## Dataset rows
= = = = =

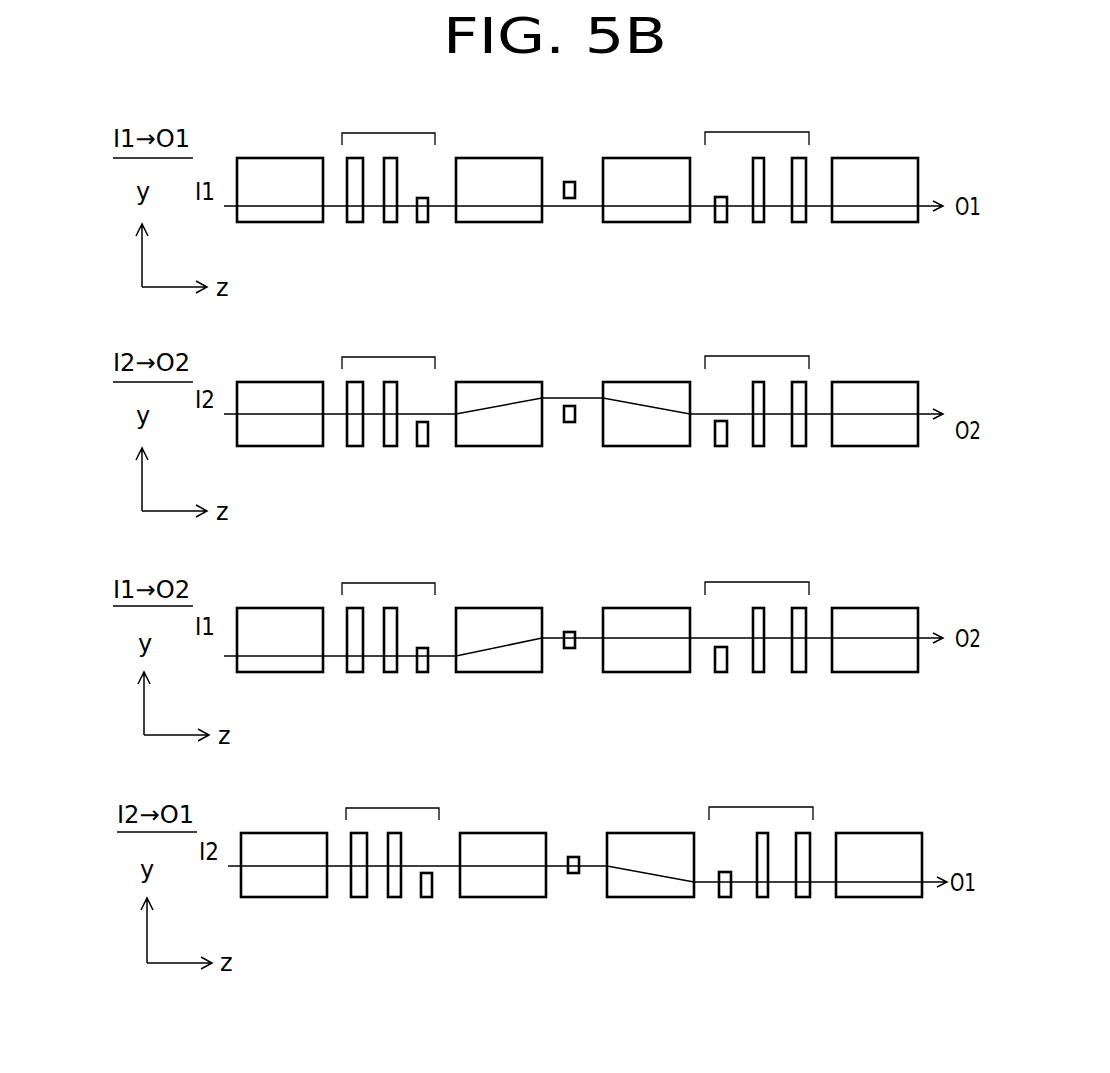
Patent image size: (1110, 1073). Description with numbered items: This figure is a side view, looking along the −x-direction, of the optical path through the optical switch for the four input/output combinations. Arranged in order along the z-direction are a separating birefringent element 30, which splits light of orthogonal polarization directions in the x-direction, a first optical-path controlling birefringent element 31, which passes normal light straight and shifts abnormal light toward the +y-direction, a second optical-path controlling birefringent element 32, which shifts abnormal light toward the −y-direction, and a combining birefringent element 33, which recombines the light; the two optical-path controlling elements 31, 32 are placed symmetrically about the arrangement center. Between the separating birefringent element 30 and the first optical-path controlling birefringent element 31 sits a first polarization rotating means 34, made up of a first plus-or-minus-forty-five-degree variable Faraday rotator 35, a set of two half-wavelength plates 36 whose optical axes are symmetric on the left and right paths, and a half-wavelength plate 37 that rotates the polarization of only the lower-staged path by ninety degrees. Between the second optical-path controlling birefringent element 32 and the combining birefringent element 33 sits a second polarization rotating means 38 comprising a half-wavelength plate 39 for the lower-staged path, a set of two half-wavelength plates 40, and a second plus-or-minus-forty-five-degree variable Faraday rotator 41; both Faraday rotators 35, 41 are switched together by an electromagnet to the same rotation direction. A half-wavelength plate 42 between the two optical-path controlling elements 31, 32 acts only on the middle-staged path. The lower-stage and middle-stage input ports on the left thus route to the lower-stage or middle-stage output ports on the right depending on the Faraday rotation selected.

The separating birefringent element 30 is at (282, 497).
The first optical-path controlling birefringent element 31 is at (501, 497).
The second optical-path controlling birefringent element 32 is at (648, 497).
The combining birefringent element 33 is at (877, 497).
The first polarization rotating means 34 is at (390, 459).
The first ±45-degree variable Faraday rotator 35 is at (349, 555).
The set of two ½-wavelength plates 36 is at (392, 557).
The ½-wavelength plate 37 is at (434, 575).
The second polarization rotating means 38 is at (759, 459).
The ½-wavelength plate 39 is at (717, 575).
The set of two ½-wavelength plates 40 is at (757, 555).
The second ±45-degree variable Faraday rotator 41 is at (797, 555).
The ½-wavelength plate 42 is at (565, 485).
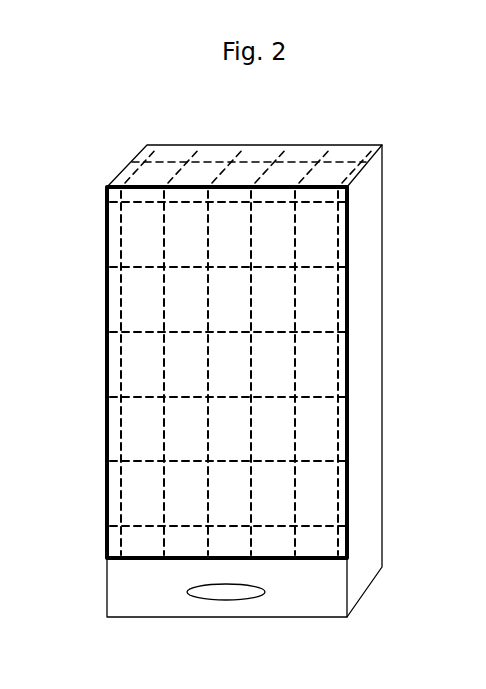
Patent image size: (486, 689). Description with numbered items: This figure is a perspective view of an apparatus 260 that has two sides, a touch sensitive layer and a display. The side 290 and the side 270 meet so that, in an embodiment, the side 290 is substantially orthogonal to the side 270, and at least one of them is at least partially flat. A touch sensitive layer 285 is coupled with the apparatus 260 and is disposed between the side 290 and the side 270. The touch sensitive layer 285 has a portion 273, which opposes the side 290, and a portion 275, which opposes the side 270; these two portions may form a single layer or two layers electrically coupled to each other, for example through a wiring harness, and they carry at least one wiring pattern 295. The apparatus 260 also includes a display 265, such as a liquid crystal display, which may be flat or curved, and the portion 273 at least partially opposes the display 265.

The apparatus 260 is at (362, 122).
The display 265 is at (348, 243).
The side 270 is at (340, 150).
The portion 273 is at (163, 235).
The portion 275 is at (167, 162).
The touch sensitive layer 285 is at (295, 290).
The side 290 is at (318, 365).
The wiring pattern 295 is at (295, 432).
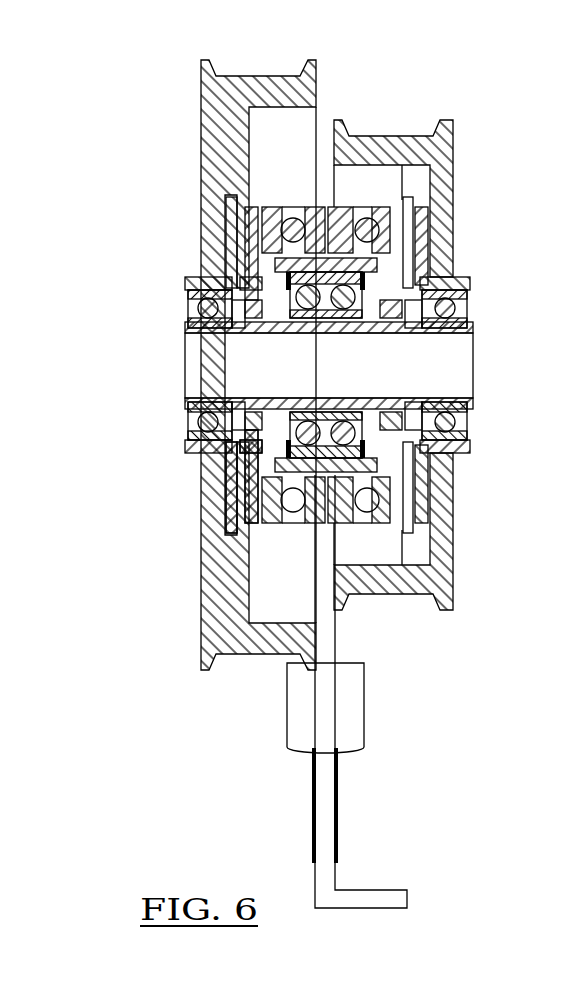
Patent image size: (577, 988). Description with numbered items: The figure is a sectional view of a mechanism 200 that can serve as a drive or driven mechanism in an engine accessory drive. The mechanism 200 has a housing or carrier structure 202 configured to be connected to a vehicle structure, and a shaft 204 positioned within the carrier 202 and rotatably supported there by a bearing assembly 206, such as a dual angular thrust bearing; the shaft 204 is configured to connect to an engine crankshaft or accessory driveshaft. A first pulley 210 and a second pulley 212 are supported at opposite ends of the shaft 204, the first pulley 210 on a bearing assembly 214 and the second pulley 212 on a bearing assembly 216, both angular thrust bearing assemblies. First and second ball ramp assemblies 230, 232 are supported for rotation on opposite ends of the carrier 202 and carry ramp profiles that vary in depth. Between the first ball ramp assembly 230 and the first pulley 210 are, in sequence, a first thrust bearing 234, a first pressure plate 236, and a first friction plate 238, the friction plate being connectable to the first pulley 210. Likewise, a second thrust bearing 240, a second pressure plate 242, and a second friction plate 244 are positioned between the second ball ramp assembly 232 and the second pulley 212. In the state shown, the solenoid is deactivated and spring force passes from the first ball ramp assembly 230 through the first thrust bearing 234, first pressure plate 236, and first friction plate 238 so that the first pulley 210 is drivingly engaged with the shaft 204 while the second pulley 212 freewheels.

The mechanism 200 is at (132, 111).
The carrier structure 202 is at (323, 507).
The shaft 204 is at (428, 375).
The bearing assembly 206 is at (300, 418).
The first pulley 210 is at (400, 147).
The second pulley 212 is at (255, 85).
The bearing assembly 214 is at (462, 307).
The bearing assembly 216 is at (208, 308).
The first ball ramp assembly 230 is at (373, 210).
The second ball ramp assembly 232 is at (290, 230).
The first thrust bearing 234 is at (413, 286).
The first pressure plate 236 is at (380, 257).
The first friction plate 238 is at (432, 226).
The second thrust bearing 240 is at (253, 442).
The second pressure plate 242 is at (253, 468).
The second friction plate 244 is at (232, 503).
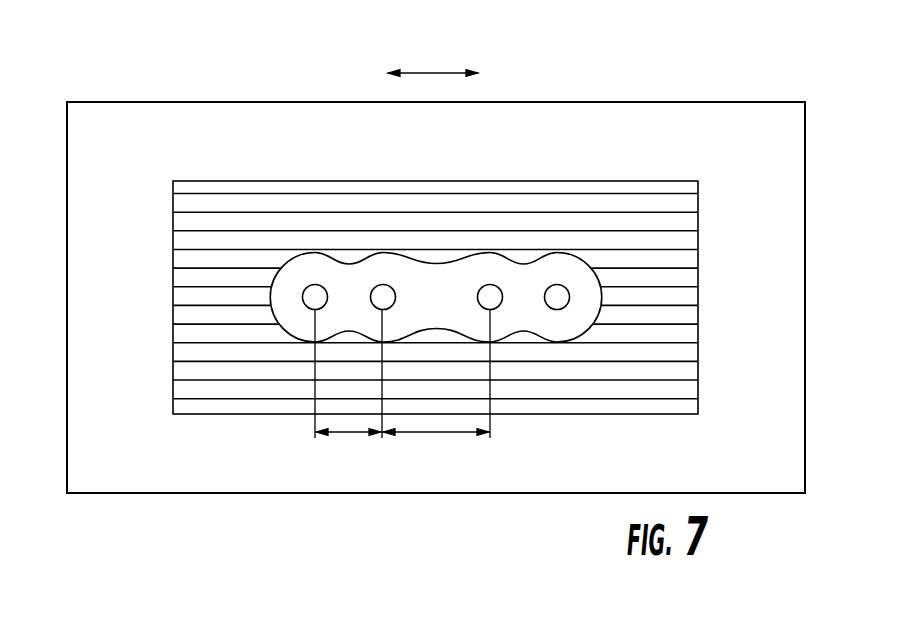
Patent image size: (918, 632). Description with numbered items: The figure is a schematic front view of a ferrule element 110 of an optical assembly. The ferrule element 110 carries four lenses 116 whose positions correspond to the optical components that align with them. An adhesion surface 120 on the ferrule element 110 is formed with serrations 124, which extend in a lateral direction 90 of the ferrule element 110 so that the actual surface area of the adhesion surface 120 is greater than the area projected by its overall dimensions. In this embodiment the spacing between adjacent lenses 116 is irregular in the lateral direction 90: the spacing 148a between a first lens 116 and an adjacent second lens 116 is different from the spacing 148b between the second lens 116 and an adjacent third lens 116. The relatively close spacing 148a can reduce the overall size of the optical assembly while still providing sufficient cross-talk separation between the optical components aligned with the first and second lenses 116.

The lateral direction 90 is at (433, 73).
The ferrule element 110 is at (808, 419).
The lenses 116 is at (557, 284).
The adhesion surface 120 is at (477, 297).
The serrations 124 is at (682, 362).
The spacing between first and second lenses 148a is at (348, 433).
The spacing between second and third lenses 148b is at (456, 433).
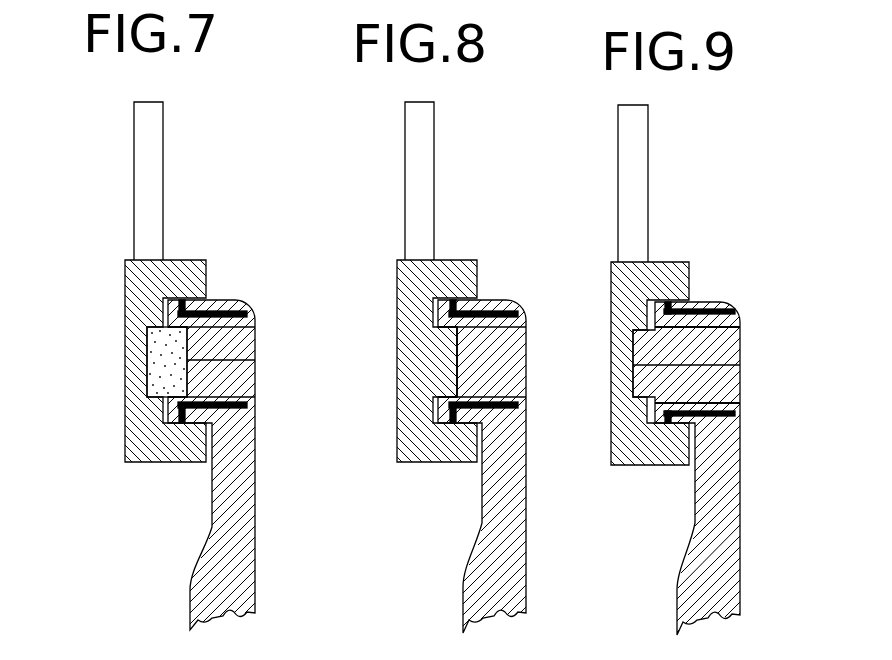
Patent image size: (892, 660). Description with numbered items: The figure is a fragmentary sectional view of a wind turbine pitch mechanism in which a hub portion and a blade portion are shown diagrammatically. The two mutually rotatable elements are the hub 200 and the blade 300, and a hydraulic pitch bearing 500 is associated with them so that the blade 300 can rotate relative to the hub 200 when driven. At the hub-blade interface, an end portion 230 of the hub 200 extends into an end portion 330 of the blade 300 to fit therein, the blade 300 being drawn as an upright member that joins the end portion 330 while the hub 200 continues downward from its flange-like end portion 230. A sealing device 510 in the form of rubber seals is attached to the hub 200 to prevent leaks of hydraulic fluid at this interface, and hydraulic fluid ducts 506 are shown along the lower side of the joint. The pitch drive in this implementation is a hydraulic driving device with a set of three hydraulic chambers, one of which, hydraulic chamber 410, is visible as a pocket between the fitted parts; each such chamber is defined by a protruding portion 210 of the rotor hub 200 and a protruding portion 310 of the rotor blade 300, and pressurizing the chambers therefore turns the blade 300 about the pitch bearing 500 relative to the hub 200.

= = = = =

## Task prompt
Reproduce the records verbatim, starting with the line that contains "Patent image size: (486, 689)." and going on through the line that contains "The wiring pattern 295 is at (295, 432).".

## Complete answer
Patent image size: (486, 689). Description with numbered items: This figure is a perspective view of an apparatus 260 that has two sides, a touch sensitive layer and a display. The side 290 and the side 270 meet so that, in an embodiment, the side 290 is substantially orthogonal to the side 270, and at least one of them is at least partially flat. A touch sensitive layer 285 is coupled with the apparatus 260 and is disposed between the side 290 and the side 270. The touch sensitive layer 285 has a portion 273, which opposes the side 290, and a portion 275, which opposes the side 270; these two portions may form a single layer or two layers electrically coupled to each other, for example through a wiring harness, and they carry at least one wiring pattern 295. The apparatus 260 also includes a display 265, such as a liquid crystal display, which may be flat or curved, and the portion 273 at least partially opposes the display 265.

The apparatus 260 is at (362, 122).
The display 265 is at (348, 243).
The side 270 is at (340, 150).
The portion 273 is at (163, 235).
The portion 275 is at (167, 162).
The touch sensitive layer 285 is at (295, 290).
The side 290 is at (318, 365).
The wiring pattern 295 is at (295, 432).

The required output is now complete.